__STORED ROWS__:
— BEGIN —

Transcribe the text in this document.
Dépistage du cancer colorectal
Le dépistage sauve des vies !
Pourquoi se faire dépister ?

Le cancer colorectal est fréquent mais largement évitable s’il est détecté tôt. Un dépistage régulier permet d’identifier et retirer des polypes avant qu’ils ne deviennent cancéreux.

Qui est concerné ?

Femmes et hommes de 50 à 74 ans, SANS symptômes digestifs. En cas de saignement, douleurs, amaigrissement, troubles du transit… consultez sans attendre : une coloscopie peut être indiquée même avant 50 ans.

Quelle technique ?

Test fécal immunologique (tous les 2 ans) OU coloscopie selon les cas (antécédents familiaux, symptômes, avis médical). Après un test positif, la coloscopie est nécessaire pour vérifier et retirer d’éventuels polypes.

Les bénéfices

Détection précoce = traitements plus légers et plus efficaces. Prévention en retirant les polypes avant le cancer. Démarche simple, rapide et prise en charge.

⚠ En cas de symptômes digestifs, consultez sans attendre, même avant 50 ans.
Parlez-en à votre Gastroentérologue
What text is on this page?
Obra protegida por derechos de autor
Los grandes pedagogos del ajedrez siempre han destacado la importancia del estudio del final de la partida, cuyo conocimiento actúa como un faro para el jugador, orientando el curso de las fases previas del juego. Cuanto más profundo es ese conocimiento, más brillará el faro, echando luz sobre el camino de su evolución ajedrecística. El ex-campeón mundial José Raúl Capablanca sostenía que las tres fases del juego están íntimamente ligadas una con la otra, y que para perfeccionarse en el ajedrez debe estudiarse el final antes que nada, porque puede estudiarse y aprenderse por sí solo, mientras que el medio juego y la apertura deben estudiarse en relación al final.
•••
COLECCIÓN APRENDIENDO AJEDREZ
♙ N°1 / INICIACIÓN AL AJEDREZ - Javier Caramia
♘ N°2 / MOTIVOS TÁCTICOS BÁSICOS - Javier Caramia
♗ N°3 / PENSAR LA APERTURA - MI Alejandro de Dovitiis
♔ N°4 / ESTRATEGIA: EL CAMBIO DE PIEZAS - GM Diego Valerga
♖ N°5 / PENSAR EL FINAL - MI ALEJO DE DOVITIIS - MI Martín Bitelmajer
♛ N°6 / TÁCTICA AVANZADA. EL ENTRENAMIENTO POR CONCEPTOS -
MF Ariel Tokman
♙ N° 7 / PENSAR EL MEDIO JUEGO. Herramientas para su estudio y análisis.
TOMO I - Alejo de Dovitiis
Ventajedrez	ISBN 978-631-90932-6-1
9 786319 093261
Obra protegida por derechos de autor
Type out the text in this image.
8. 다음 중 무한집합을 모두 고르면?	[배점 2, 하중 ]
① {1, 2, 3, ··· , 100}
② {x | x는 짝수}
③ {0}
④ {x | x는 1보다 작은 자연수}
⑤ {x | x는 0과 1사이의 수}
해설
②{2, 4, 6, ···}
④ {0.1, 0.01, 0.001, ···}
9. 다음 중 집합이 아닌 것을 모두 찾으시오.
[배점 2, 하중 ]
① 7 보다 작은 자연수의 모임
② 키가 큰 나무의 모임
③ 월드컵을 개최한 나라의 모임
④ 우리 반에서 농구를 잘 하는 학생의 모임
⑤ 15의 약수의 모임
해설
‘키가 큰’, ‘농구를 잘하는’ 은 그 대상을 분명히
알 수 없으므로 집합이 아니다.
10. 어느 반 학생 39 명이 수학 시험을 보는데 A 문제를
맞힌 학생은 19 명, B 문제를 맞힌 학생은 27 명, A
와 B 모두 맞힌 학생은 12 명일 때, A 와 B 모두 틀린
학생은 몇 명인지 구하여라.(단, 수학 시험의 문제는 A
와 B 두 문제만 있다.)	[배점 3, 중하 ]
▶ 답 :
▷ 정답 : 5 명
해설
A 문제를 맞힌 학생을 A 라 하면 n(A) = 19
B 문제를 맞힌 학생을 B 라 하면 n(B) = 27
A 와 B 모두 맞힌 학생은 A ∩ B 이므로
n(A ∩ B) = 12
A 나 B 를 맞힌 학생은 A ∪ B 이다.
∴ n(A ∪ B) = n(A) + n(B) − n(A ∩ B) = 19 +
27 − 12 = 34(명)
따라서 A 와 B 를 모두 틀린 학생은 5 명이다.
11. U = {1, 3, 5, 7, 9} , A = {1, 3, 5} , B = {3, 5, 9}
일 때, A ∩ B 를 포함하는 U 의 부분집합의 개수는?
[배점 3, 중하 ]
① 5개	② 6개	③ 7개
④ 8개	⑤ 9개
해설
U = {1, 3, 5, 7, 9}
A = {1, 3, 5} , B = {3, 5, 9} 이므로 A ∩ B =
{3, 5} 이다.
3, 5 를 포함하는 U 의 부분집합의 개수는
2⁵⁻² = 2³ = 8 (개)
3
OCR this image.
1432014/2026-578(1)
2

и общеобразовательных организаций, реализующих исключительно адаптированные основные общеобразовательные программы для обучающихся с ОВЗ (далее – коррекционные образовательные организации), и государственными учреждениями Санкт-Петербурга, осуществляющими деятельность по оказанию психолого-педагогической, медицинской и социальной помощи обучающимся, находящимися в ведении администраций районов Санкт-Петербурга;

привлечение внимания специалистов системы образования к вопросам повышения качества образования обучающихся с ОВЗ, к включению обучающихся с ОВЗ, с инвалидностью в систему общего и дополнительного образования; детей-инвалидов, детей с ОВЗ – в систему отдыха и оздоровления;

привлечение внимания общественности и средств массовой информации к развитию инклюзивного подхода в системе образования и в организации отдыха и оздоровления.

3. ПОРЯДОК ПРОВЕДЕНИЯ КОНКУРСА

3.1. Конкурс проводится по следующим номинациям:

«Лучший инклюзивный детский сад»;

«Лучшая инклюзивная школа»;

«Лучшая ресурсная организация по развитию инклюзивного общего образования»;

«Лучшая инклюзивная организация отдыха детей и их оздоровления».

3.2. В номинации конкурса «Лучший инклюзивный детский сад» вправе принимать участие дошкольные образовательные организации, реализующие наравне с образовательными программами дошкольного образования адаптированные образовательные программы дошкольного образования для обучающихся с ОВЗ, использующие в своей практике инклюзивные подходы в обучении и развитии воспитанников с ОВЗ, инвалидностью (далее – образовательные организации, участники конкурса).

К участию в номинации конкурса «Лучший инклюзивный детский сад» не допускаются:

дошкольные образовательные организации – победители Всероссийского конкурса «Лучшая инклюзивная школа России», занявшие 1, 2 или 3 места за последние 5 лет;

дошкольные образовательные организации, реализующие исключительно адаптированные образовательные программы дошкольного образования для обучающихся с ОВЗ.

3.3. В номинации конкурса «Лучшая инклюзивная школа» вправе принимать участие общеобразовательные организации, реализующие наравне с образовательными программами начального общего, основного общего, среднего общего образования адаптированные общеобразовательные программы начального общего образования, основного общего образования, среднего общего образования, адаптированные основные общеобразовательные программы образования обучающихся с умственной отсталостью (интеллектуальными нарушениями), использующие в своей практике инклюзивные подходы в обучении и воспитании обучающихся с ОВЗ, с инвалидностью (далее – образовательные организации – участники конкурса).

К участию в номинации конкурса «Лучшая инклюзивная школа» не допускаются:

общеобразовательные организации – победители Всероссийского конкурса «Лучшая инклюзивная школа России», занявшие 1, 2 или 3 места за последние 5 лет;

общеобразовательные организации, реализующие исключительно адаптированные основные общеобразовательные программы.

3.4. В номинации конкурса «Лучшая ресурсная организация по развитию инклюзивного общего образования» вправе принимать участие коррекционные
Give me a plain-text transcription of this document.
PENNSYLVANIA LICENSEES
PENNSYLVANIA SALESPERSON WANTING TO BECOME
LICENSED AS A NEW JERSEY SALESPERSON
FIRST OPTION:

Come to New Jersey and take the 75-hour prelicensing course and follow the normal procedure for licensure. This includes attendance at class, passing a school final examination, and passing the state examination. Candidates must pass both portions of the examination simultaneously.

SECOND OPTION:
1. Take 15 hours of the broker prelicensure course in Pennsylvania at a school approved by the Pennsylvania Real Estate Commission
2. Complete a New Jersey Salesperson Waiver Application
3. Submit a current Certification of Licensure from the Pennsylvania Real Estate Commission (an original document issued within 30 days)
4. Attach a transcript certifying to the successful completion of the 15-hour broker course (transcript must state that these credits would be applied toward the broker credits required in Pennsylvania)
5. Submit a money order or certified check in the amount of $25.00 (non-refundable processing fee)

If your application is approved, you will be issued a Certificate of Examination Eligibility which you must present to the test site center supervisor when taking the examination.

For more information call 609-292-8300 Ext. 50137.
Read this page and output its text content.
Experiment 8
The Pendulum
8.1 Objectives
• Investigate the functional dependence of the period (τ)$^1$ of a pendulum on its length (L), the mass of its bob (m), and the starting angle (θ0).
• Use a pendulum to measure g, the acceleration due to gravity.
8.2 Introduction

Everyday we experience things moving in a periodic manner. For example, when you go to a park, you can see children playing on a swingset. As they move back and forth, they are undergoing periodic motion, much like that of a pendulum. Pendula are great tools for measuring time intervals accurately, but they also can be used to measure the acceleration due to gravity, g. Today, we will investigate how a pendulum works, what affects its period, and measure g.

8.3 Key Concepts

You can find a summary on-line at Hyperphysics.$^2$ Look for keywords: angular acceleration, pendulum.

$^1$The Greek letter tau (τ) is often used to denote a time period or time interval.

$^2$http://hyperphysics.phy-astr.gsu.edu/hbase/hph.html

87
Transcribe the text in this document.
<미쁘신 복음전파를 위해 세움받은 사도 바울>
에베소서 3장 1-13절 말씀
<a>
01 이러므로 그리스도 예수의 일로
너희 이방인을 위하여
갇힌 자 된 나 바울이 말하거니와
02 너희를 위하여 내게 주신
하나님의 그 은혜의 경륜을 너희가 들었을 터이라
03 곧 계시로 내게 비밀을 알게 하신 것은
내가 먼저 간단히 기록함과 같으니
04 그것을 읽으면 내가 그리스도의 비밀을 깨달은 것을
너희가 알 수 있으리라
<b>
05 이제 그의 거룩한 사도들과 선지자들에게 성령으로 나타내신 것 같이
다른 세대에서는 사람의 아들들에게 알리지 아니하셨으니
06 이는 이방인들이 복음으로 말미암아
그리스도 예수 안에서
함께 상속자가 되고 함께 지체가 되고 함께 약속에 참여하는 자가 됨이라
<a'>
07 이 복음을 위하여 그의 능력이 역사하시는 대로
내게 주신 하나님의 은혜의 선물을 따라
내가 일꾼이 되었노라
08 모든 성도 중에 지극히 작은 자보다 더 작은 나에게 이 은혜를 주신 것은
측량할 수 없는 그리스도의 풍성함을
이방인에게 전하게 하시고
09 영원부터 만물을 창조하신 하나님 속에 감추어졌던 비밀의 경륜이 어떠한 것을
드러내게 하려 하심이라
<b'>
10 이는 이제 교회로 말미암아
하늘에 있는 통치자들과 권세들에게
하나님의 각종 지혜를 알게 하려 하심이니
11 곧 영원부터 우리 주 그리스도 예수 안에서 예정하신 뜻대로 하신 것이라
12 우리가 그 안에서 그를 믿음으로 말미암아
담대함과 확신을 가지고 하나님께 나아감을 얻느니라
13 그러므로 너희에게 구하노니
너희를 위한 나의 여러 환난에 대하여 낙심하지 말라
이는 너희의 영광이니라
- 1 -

— END —

__YOUR OBJECTIVE__: Where a line contains the string "образования", extract that line.

__OUTPUT OF THE EXERCISE__:
привлечение внимания специалистов системы образования к вопросам повышения качества образования обучающихся с ОВЗ, к включению обучающихся с ОВЗ, с инвалидностью в систему общего и дополнительного образования; детей-инвалидов, детей с ОВЗ – в систему отдыха и оздоровления;
привлечение внимания общественности и средств массовой информации к развитию инклюзивного подхода в системе образования и в организации отдыха и оздоровления.
«Лучшая ресурсная организация по развитию инклюзивного общего образования»;
3.2. В номинации конкурса «Лучший инклюзивный детский сад» вправе принимать участие дошкольные образовательные организации, реализующие наравне с образовательными программами дошкольного образования адаптированные образовательные программы дошкольного образования для обучающихся с ОВЗ, использующие в своей практике инклюзивные подходы в обучении и развитии воспитанников с ОВЗ, инвалидностью (далее – образовательные организации, участники конкурса).
дошкольные образовательные организации, реализующие исключительно адаптированные образовательные программы дошкольного образования для обучающихся с ОВЗ.
3.3. В номинации конкурса «Лучшая инклюзивная школа» вправе принимать участие общеобразовательные организации, реализующие наравне с образовательными программами начального общего, основного общего, среднего общего образования адаптированные общеобразовательные программы начального общего образования, основного общего образования, среднего общего образования, адаптированные основные общеобразовательные программы образования обучающихся с умственной отсталостью (интеллектуальными нарушениями), использующие в своей практике инклюзивные подходы в обучении и воспитании обучающихся с ОВЗ, с инвалидностью (далее – образовательные организации – участники конкурса).
3.4. В номинации конкурса «Лучшая ресурсная организация по развитию инклюзивного общего образования» вправе принимать участие коррекционные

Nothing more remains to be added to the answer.